◆ **Problem description**: Extract the lines in the records starting with the line with "toc-section-1[interactable] — [134, 403, 634, 420]" and going on through the line with "section-label: TITULO V", including both of those lines, and reproduce each one unchanged.

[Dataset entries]

■ ■ ■ ■

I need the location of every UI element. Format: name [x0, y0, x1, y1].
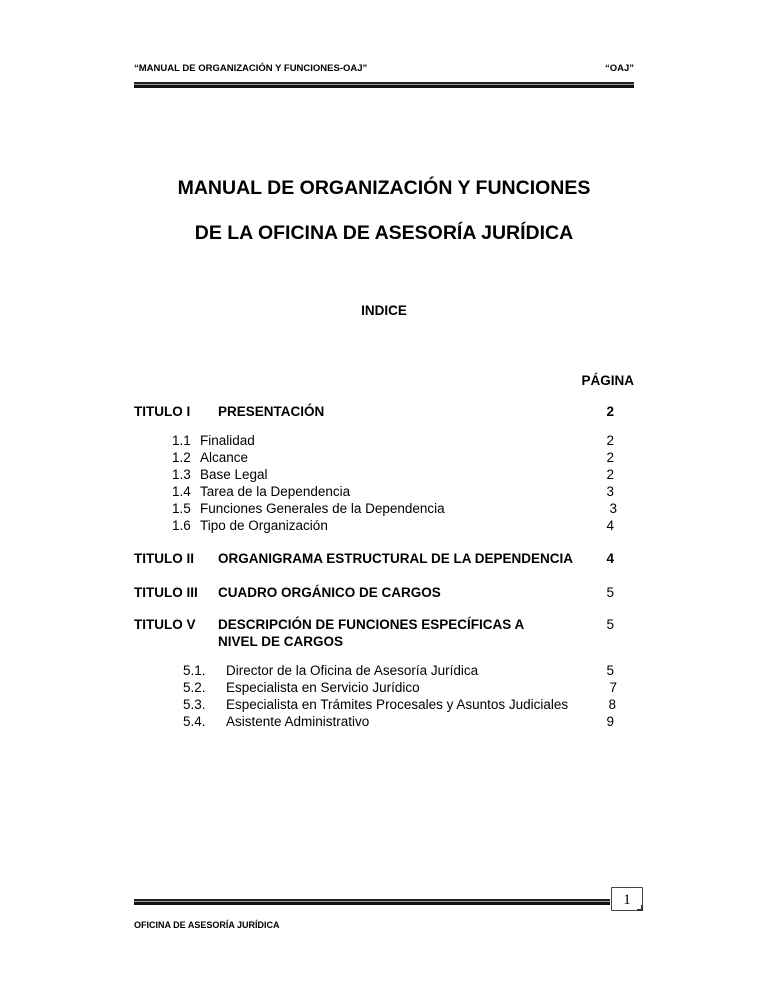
toc-section-1[interactable] — [134, 403, 634, 420]
item-text: Tipo de Organización — [200, 518, 328, 533]
item-number: 1.1 — [172, 433, 191, 448]
item-text: Alcance — [200, 450, 249, 465]
toc-item[interactable] — [172, 432, 634, 449]
section-page: 5 — [606, 617, 614, 632]
item-text: Finalidad — [200, 433, 255, 448]
section-page: 4 — [606, 551, 614, 566]
toc-section-2[interactable] — [134, 550, 634, 567]
item-page: 3 — [606, 484, 614, 499]
toc-section-3[interactable] — [134, 584, 634, 601]
document-title-line2: DE LA OFICINA DE ASESORÍA JURÍDICA — [194, 222, 574, 244]
header-title: “MANUAL DE ORGANIZACIÓN Y FUNCIONES-OAJ” — [134, 63, 368, 74]
section-title: PRESENTACIÓN — [218, 404, 325, 419]
item-number: 5.2. — [183, 680, 206, 695]
item-number: 1.2 — [172, 450, 191, 465]
toc-item[interactable] — [183, 662, 634, 679]
item-page: 7 — [609, 680, 617, 695]
toc-item[interactable] — [183, 713, 634, 730]
toc-item[interactable] — [183, 696, 634, 713]
item-page: 3 — [609, 501, 617, 516]
item-text: Funciones Generales de la Dependencia — [200, 501, 445, 516]
item-number: 5.4. — [183, 714, 206, 729]
section-label: TITULO V — [134, 617, 196, 632]
footer-text: OFICINA DE ASESORÍA JURÍDICA — [134, 920, 280, 930]
toc-item[interactable] — [172, 449, 634, 466]
index-heading: INDICE — [361, 303, 407, 318]
section-title-line2: NIVEL DE CARGOS — [218, 634, 344, 649]
item-number: 5.3. — [183, 697, 206, 712]
document-title-line1: MANUAL DE ORGANIZACIÓN Y FUNCIONES — [177, 177, 591, 199]
item-page: 9 — [606, 714, 614, 729]
header-code: “OAJ” — [604, 63, 634, 74]
item-text: Especialista en Trámites Procesales y Asuntos Judiciales — [226, 697, 569, 712]
item-page: 2 — [606, 467, 614, 482]
toc-item[interactable] — [172, 483, 634, 500]
section-title: CUADRO ORGÁNICO DE CARGOS — [218, 585, 441, 600]
item-number: 1.5 — [172, 501, 191, 516]
header-rule — [134, 82, 634, 88]
page-column-heading: PÁGINA — [581, 373, 634, 388]
item-page: 5 — [606, 663, 614, 678]
toc-section-5[interactable] — [134, 616, 634, 650]
toc-item[interactable] — [172, 466, 634, 483]
section-page: 2 — [606, 404, 614, 419]
item-text: Base Legal — [200, 467, 268, 482]
item-page: 4 — [606, 518, 614, 533]
item-number: 1.3 — [172, 467, 191, 482]
item-text: Director de la Oficina de Asesoría Jurídica — [226, 663, 479, 678]
section-title: ORGANIGRAMA ESTRUCTURAL DE LA DEPENDENCIA — [218, 551, 574, 566]
item-number: 1.4 — [172, 484, 191, 499]
section-label: TITULO I — [134, 404, 191, 419]
footer-rule — [134, 899, 610, 905]
toc-item[interactable] — [183, 679, 634, 696]
item-number: 5.1. — [183, 663, 206, 678]
item-page: 2 — [606, 433, 614, 448]
section-label: TITULO II — [134, 551, 194, 566]
item-text: Tarea de la Dependencia — [200, 484, 351, 499]
section-page: 5 — [606, 585, 614, 600]
page-number-box: 1 — [611, 887, 643, 911]
toc-item[interactable] — [172, 517, 634, 534]
item-number: 1.6 — [172, 518, 191, 533]
item-text: Asistente Administrativo — [226, 714, 370, 729]
section-label: TITULO III — [134, 585, 198, 600]
toc-item[interactable] — [172, 500, 634, 517]
item-page: 2 — [606, 450, 614, 465]
section-title-line1: DESCRIPCIÓN DE FUNCIONES ESPECÍFICAS A — [218, 617, 525, 632]
item-text: Especialista en Servicio Jurídico — [226, 680, 420, 695]
item-page: 8 — [608, 697, 616, 712]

■ ■ ■ ■

◆ **Result of this task**:
toc-section-1[interactable] — [134, 403, 634, 420]
item-text: Tipo de Organización — [200, 518, 328, 533]
item-number: 1.1 — [172, 433, 191, 448]
item-text: Alcance — [200, 450, 249, 465]
toc-item[interactable] — [172, 432, 634, 449]
section-page: 5 — [606, 617, 614, 632]
item-text: Finalidad — [200, 433, 255, 448]
section-page: 4 — [606, 551, 614, 566]
toc-section-2[interactable] — [134, 550, 634, 567]
item-page: 3 — [606, 484, 614, 499]
toc-section-3[interactable] — [134, 584, 634, 601]
document-title-line2: DE LA OFICINA DE ASESORÍA JURÍDICA — [194, 222, 574, 244]
header-title: “MANUAL DE ORGANIZACIÓN Y FUNCIONES-OAJ” — [134, 63, 368, 74]
section-title: PRESENTACIÓN — [218, 404, 325, 419]
item-number: 5.2. — [183, 680, 206, 695]
item-number: 1.2 — [172, 450, 191, 465]
toc-item[interactable] — [183, 662, 634, 679]
item-page: 7 — [609, 680, 617, 695]
toc-item[interactable] — [183, 713, 634, 730]
toc-item[interactable] — [183, 696, 634, 713]
item-page: 3 — [609, 501, 617, 516]
item-text: Funciones Generales de la Dependencia — [200, 501, 445, 516]
item-number: 5.4. — [183, 714, 206, 729]
section-label: TITULO V — [134, 617, 196, 632]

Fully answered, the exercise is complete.